• [Exercise]
Each line should be copied exactly.

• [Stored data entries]
---+---
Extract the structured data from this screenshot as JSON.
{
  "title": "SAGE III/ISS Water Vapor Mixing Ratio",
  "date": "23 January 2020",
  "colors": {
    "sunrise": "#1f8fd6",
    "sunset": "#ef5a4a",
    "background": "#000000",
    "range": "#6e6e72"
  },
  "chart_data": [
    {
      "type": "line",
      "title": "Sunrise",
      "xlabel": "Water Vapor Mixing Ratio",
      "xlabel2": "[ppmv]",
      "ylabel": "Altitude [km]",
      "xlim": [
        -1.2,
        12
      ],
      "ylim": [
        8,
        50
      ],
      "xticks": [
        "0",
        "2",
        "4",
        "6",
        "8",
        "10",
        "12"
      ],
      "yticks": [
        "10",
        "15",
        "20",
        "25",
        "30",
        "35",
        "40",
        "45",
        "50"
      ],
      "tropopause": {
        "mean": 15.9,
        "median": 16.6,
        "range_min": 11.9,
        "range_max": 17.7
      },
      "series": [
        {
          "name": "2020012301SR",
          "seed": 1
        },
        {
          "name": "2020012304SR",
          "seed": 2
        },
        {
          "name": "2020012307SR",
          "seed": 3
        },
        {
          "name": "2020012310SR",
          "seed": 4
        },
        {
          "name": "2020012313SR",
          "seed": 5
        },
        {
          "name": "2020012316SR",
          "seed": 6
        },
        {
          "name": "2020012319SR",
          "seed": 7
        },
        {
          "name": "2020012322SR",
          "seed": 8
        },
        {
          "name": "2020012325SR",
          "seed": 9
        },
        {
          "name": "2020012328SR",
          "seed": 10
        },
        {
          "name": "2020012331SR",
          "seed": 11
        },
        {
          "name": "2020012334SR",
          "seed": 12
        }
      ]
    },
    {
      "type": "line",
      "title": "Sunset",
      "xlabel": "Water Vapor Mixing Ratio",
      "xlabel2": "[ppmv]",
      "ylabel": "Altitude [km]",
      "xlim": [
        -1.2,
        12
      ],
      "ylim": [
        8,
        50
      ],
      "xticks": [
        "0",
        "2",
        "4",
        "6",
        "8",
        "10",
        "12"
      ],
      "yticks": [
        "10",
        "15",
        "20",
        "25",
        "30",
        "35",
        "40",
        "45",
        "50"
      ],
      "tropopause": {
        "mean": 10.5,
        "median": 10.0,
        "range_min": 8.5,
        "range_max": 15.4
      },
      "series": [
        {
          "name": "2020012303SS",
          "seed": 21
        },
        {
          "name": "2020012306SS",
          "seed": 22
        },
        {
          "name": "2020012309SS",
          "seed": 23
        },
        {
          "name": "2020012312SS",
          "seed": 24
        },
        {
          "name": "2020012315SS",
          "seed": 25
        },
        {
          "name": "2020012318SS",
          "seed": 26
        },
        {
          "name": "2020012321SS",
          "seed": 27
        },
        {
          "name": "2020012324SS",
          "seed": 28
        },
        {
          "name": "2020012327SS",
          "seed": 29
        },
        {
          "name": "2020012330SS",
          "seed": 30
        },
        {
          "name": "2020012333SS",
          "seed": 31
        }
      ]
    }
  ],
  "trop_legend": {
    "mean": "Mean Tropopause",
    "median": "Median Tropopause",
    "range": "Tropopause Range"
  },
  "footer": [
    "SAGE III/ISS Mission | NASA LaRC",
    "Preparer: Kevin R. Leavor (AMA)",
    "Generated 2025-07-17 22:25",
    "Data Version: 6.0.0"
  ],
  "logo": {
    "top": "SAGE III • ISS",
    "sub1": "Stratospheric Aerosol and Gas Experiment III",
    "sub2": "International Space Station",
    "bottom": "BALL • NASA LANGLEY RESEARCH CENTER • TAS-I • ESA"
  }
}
---+---
• [Response to this exercise]
Extract the structured data from this screenshot as JSON.
{
  "title": "SAGE III/ISS Water Vapor Mixing Ratio",
  "date": "23 January 2020",
  "colors": {
    "sunrise": "#1f8fd6",
    "sunset": "#ef5a4a",
    "background": "#000000",
    "range": "#6e6e72"
  },
  "chart_data": [
    {
      "type": "line",
      "title": "Sunrise",
      "xlabel": "Water Vapor Mixing Ratio",
      "xlabel2": "[ppmv]",
      "ylabel": "Altitude [km]",
      "xlim": [
        -1.2,
        12
      ],
      "ylim": [
        8,
        50
      ],
      "xticks": [
        "0",
        "2",
        "4",
        "6",
        "8",
        "10",
        "12"
      ],
      "yticks": [
        "10",
        "15",
        "20",
        "25",
        "30",
        "35",
        "40",
        "45",
        "50"
      ],
      "tropopause": {
        "mean": 15.9,
        "median": 16.6,
        "range_min": 11.9,
        "range_max": 17.7
      },
      "series": [
        {
          "name": "2020012301SR",
          "seed": 1
        },
        {
          "name": "2020012304SR",
          "seed": 2
        },
        {
          "name": "2020012307SR",
          "seed": 3
        },
        {
          "name": "2020012310SR",
          "seed": 4
        },
        {
          "name": "2020012313SR",
          "seed": 5
        },
        {
          "name": "2020012316SR",
          "seed": 6
        },
        {
          "name": "2020012319SR",
          "seed": 7
        },
        {
          "name": "2020012322SR",
          "seed": 8
        },
        {
          "name": "2020012325SR",
          "seed": 9
        },
        {
          "name": "2020012328SR",
          "seed": 10
        },
        {
          "name": "2020012331SR",
          "seed": 11
        },
        {
          "name": "2020012334SR",
          "seed": 12
        }
      ]
    },
    {
      "type": "line",
      "title": "Sunset",
      "xlabel": "Water Vapor Mixing Ratio",
      "xlabel2": "[ppmv]",
      "ylabel": "Altitude [km]",
      "xlim": [
        -1.2,
        12
      ],
      "ylim": [
        8,
        50
      ],
      "xticks": [
        "0",
        "2",
        "4",
        "6",
        "8",
        "10",
        "12"
      ],
      "yticks": [
        "10",
        "15",
        "20",
        "25",
        "30",
        "35",
        "40",
        "45",
        "50"
      ],
      "tropopause": {
        "mean": 10.5,
        "median": 10.0,
        "range_min": 8.5,
        "range_max": 15.4
      },
      "series": [
        {
          "name": "2020012303SS",
          "seed": 21
        },
        {
          "name": "2020012306SS",
          "seed": 22
        },
        {
          "name": "2020012309SS",
          "seed": 23
        },
        {
          "name": "2020012312SS",
          "seed": 24
        },
        {
          "name": "2020012315SS",
          "seed": 25
        },
        {
          "name": "2020012318SS",
          "seed": 26
        },
        {
          "name": "2020012321SS",
          "seed": 27
        },
        {
          "name": "2020012324SS",
          "seed": 28
        },
        {
          "name": "2020012327SS",
          "seed": 29
        },
        {
          "name": "2020012330SS",
          "seed": 30
        },
        {
          "name": "2020012333SS",
          "seed": 31
        }
      ]
    }
  ],
  "trop_legend": {
    "mean": "Mean Tropopause",
    "median": "Median Tropopause",
    "range": "Tropopause Range"
  },
  "footer": [
    "SAGE III/ISS Mission | NASA LaRC",
    "Preparer: Kevin R. Leavor (AMA)",
    "Generated 2025-07-17 22:25",
    "Data Version: 6.0.0"
  ],
  "logo": {
    "top": "SAGE III • ISS",
    "sub1": "Stratospheric Aerosol and Gas Experiment III",
    "sub2": "International Space Station",
    "bottom": "BALL • NASA LANGLEY RESEARCH CENTER • TAS-I • ESA"
  }
}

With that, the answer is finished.